Document segment:
**********

2.1. NEO Search: To implement this recommendation, the Task Force recommends that NASA immediately initiate a space-based infrared telescopic NEO search project as the primary means of meeting the congressionally mandated George E. Brown NEO Survey goal. NASA was tasked to discover 90 percent of the NEOs larger than 140 meters by the end of 2020 as part of the NASA Authorization Act of 2005 (Public Law No. 109-155). Both ground- and space-based options for meeting the George E. Brown, Jr. NEO Survey goals have been investigated. Although NASA should continue to assist state-of -the-art ground-based optical surveys, including those coming on line or planned by other agencies (e.g., PanSTARRS, LSST), one or more space-based infrared (IR) telescopes in an orbit interior to Earth’s (e.g., a Venus-like orbit) offers several search efficiency advantages. Compared with ground-based optical systems, such space-based systems possess greater discovery efficiency and can more accurately determine the sizes and orbits of potentially threatening objects. The cost of such a survey asset is comparable to the multiple dedicated ground-based alternatives required, and will rapidly meet the legislated completion goal (probably within seven years). Additionally, a space-based survey, with its advantageous observing geometry and frequency, will enable prompt and precise orbit determination of newly discovered NEOs in collaboration with ground-based optical and radar systems, reducing the need for actual deflection campaigns. NASA should also examine the additional costs and observing advantages of a pair of such Venus-orbit survey telescopes, both to complete the overall survey more rapidly and aid in collapsing the error ellipse of worrisome NEOs. These enhanced capabilities may further reduce unnecessary launches of in situ tracking or deflection spacecraft. Although some NEOs are potentially hazardous, their periodic close approaches to Earth also make them among the most accessible objects in the solar system for robotic and human exploration. A space-based IR survey telescope would efficiently find both exploration targets and threatening NEOs currently inaccessible to observation by ground-based systems.

**********

Source information:
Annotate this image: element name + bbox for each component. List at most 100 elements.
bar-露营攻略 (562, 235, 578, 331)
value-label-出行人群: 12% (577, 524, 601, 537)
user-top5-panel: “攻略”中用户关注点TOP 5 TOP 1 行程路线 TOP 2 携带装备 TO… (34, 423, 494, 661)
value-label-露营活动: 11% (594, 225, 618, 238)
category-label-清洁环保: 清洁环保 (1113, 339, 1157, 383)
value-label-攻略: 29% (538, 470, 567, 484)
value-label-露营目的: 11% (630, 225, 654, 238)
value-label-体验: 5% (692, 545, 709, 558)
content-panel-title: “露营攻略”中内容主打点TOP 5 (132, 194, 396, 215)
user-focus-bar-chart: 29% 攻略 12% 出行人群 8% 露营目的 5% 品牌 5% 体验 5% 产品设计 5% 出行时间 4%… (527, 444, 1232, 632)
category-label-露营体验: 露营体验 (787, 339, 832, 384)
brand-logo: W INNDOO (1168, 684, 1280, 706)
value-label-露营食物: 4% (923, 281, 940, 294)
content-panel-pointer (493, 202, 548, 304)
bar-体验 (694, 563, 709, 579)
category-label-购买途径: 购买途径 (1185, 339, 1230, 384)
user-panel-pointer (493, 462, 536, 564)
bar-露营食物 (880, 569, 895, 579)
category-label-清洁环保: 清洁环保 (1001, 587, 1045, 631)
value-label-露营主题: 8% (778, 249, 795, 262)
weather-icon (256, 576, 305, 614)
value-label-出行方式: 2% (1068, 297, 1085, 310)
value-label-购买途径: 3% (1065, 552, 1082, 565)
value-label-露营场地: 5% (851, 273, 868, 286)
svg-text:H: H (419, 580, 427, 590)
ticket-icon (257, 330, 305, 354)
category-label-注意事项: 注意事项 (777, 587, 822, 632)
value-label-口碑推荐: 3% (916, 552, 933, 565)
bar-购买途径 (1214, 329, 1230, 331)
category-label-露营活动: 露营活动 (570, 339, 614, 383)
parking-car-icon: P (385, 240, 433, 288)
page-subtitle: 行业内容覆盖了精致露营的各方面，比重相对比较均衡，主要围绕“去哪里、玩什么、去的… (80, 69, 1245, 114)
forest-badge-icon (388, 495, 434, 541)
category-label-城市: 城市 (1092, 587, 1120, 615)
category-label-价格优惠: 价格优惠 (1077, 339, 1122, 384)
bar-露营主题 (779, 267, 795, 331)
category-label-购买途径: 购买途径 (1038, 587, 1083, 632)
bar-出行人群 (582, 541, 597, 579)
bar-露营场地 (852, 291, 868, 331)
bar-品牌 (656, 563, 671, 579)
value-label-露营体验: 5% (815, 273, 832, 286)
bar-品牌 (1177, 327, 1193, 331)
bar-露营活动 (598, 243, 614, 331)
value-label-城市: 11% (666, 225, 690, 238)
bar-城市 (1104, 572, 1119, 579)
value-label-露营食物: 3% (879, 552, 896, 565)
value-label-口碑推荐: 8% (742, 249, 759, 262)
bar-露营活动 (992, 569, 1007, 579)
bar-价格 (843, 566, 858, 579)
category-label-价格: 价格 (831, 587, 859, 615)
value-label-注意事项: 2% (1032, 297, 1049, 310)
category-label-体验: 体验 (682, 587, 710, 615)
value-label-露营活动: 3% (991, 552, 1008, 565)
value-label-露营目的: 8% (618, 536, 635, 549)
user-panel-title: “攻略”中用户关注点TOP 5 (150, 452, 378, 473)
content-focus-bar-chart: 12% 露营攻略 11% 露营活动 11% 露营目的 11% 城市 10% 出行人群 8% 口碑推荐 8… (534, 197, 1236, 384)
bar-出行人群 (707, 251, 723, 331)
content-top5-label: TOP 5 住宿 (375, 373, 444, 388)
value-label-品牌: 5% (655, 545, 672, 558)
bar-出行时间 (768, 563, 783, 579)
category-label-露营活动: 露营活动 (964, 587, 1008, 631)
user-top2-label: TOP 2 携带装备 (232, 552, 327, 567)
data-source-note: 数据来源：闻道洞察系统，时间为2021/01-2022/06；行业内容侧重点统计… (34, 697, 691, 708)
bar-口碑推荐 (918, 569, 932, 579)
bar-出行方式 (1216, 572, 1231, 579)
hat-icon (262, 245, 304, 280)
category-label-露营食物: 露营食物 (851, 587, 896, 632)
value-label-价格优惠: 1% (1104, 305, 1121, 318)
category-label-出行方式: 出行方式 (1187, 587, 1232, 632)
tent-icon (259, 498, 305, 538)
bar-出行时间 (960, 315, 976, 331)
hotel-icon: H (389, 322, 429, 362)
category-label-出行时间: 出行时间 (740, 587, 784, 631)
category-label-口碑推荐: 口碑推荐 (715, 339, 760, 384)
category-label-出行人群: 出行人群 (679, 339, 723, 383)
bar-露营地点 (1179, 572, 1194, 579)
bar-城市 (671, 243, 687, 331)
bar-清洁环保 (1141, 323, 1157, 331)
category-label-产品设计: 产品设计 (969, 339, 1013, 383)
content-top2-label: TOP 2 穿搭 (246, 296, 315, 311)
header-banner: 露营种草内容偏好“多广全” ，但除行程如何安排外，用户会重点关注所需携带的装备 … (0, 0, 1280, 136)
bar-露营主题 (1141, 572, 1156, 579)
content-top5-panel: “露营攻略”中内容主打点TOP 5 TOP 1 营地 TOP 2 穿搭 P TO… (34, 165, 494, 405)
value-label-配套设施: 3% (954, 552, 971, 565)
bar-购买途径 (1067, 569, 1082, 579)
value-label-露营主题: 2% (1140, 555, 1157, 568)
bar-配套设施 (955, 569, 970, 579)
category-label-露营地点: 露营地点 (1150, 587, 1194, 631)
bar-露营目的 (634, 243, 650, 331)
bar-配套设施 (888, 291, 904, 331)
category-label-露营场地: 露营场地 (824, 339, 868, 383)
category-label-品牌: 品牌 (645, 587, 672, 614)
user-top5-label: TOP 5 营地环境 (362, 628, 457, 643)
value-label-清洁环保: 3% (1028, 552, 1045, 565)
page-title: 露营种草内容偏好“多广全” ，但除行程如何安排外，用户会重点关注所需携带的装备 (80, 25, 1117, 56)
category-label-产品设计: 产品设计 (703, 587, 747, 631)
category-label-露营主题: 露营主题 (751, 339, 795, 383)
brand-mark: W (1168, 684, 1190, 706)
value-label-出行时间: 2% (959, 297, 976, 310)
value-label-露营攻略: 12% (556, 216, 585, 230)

**********

Task 1: Translate this sentence from the NEO search passage into Spanish: "Compared with ground-based optical systems, such space-based systems possess greater discovery efficiency and can more accurately determine the sizes and orbits of potentially threatening objects."
Task 2:
Decide whether each statement agrees with the NEO search passage. Answer yes or no, and quote the words from the passage that decide it.
(a) NASA was tasked with discovering 90 percent of NEOs larger than 140 meters by the end of 2020.
(b) NASA should stop assisting ground-based optical surveys.
(c) A space-based survey would cost far more than the ground-based alternatives.
Task 3:
Answer these questions from the NEO search passage.
(a) Which act set the survey goal NASA was tasked with?
(b) What orbit is given as an example for the space-based infrared telescopes?
(c) Within how many years would a space-based survey probably meet the completion goal?

Worked solution 1: En comparación con los sistemas ópticos terrestres, dichos sistemas espaciales poseen una mayor eficiencia de descubrimiento y pueden determinar con mayor precisión los tamaños y las órbitas de los objetos potencialmente amenazantes.

Worked solution 2:
(a) Yes: "NASA was tasked to discover 90 percent of the NEOs larger than 140 meters by the end of 2020"
(b) No: "NASA should continue to assist state-of -the-art ground-based optical surveys"
(c) No: "The cost of such a survey asset is comparable to the multiple dedicated ground-based alternatives required"

Worked solution 3:
(a) The NASA Authorization Act of 2005 (Public Law No. 109-155).
(b) A Venus-like orbit, interior to Earth's.
(c) Probably within seven years.